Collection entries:
■ ■ ■ ■ ■ ■ ■

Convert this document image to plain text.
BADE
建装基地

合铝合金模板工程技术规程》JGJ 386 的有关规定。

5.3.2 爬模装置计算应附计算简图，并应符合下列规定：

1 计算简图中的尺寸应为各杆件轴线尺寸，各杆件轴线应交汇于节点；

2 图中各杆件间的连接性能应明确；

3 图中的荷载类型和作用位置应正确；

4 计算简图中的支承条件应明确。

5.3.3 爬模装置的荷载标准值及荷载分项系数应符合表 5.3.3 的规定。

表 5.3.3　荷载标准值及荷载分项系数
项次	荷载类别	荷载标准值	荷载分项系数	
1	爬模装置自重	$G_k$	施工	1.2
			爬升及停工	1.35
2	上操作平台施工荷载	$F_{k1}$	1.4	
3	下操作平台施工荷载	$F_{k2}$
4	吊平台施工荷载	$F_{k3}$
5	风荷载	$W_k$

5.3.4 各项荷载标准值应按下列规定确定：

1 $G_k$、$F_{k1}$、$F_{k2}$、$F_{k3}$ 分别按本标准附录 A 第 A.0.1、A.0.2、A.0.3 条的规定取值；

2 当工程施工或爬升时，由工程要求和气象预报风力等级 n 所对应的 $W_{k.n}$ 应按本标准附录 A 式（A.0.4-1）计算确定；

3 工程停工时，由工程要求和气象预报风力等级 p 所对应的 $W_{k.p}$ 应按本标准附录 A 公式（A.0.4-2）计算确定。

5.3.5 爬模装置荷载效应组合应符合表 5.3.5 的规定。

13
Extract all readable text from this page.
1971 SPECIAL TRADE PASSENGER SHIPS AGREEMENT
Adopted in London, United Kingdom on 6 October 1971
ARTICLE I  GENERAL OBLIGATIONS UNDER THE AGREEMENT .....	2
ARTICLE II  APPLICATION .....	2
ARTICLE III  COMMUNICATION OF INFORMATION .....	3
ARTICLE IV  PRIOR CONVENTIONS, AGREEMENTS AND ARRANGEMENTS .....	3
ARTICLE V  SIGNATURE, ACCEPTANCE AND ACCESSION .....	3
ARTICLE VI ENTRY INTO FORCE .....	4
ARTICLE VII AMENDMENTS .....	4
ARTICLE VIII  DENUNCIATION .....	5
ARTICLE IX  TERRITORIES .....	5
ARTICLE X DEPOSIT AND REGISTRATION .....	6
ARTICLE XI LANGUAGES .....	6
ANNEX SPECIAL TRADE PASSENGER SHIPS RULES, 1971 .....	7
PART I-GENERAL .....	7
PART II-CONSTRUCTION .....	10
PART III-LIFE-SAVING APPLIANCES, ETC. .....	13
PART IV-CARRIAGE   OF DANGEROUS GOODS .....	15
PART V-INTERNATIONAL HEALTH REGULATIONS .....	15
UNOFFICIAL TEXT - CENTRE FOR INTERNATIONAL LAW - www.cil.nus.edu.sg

■ ■ ■ ■ ■ ■ ■

● DESCRIPTION OF THE TASK
Identify the lines that hold the word "this". Copy every one of them.

● CORRECT RESULT
Convert this document image to plain text.
Extract all readable text from this page.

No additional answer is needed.